___ Extracted information
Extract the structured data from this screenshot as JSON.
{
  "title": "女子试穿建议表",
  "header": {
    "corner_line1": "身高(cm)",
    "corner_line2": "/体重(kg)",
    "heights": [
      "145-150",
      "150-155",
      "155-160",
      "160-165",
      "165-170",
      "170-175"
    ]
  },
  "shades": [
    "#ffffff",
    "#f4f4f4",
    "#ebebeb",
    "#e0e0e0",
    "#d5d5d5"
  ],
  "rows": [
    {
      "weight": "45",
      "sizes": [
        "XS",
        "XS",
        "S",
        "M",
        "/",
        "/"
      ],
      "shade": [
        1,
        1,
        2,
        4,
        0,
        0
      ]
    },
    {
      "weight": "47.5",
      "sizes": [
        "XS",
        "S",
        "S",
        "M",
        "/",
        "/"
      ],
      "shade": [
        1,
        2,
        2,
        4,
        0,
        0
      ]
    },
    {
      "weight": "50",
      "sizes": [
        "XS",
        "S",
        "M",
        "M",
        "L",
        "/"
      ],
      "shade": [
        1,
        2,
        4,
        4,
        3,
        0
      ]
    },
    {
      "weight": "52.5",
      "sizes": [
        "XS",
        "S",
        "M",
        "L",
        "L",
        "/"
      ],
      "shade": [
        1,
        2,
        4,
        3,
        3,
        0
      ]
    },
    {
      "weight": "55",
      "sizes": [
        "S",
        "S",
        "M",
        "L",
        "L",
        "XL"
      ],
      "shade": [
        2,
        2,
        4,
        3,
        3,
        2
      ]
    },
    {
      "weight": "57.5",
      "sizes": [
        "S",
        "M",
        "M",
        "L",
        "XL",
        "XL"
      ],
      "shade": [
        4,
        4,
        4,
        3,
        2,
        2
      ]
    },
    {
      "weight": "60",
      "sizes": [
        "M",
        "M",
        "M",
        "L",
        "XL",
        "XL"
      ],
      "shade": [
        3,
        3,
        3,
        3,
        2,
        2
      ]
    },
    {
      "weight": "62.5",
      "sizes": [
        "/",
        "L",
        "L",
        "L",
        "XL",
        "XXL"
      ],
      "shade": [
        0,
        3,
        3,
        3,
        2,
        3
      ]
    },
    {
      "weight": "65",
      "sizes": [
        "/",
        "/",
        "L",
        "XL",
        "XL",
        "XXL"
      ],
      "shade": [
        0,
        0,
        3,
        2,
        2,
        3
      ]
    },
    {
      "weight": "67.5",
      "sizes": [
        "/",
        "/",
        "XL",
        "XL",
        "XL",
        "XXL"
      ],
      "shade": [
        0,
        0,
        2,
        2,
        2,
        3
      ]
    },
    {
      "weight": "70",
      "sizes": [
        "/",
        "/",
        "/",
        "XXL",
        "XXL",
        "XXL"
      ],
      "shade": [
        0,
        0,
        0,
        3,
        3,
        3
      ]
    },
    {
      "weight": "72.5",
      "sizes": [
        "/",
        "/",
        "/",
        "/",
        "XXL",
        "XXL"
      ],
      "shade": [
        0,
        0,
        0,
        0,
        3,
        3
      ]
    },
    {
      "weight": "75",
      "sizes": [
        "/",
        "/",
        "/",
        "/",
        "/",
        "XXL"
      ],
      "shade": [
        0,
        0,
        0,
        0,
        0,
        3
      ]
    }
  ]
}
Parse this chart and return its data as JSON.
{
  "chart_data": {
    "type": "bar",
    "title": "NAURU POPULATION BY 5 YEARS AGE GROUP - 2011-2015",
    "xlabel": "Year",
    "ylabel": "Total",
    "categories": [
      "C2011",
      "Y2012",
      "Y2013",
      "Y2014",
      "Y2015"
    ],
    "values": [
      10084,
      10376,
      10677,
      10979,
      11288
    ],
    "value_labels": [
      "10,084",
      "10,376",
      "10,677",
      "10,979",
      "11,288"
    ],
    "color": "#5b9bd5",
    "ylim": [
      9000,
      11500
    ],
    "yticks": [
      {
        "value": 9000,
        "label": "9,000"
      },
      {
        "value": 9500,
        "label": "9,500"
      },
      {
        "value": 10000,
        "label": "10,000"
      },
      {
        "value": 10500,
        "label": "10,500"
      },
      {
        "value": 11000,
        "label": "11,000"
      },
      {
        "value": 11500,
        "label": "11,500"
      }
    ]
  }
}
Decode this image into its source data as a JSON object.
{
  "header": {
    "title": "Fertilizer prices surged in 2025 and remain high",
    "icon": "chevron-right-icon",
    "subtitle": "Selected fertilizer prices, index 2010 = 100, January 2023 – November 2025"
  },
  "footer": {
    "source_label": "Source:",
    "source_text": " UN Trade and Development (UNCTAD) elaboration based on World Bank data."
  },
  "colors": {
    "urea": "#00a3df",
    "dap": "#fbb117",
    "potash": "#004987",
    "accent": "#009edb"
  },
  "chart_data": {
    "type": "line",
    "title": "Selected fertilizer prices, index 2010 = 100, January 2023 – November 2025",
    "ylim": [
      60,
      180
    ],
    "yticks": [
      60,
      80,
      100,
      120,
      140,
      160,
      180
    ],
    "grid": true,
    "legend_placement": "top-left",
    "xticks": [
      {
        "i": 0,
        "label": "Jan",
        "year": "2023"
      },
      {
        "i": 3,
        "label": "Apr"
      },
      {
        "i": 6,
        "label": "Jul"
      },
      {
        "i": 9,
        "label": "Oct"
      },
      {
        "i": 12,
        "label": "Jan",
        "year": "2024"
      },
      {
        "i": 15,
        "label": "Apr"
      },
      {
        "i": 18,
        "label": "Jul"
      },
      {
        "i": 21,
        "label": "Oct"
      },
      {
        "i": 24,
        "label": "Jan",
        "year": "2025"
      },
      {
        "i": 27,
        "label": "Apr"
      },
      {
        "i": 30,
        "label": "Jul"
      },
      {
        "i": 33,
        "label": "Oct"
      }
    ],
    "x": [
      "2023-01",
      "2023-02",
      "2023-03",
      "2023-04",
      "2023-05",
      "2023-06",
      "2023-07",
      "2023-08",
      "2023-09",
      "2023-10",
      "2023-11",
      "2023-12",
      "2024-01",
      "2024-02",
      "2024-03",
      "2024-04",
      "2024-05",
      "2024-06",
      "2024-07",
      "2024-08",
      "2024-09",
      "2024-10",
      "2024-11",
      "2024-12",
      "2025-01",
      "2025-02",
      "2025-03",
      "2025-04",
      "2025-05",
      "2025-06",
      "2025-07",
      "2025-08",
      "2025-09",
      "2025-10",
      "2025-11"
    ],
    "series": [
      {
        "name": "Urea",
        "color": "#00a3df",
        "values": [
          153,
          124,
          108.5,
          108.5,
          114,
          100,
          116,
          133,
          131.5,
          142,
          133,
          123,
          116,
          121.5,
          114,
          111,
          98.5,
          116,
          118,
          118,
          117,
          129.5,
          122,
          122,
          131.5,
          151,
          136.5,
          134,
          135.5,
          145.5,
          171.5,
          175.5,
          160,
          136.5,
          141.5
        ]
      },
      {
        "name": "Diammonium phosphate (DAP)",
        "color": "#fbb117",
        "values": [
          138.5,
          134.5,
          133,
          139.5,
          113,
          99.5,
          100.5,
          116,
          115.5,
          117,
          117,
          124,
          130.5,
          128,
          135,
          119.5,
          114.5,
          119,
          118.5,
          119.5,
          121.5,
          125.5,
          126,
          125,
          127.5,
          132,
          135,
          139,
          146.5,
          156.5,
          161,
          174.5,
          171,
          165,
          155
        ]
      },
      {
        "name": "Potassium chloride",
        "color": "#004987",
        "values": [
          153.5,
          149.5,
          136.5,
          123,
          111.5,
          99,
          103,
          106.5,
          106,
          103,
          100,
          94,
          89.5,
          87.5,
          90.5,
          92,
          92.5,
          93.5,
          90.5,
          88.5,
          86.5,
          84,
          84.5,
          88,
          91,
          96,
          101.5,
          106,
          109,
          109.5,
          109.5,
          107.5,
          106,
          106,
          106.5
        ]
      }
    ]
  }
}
______
## Job
From the entries above, extract every line where the word "name" appears.

## Output for this task
        "name": "Urea",
        "name": "Diammonium phosphate (DAP)",
        "name": "Potassium chloride",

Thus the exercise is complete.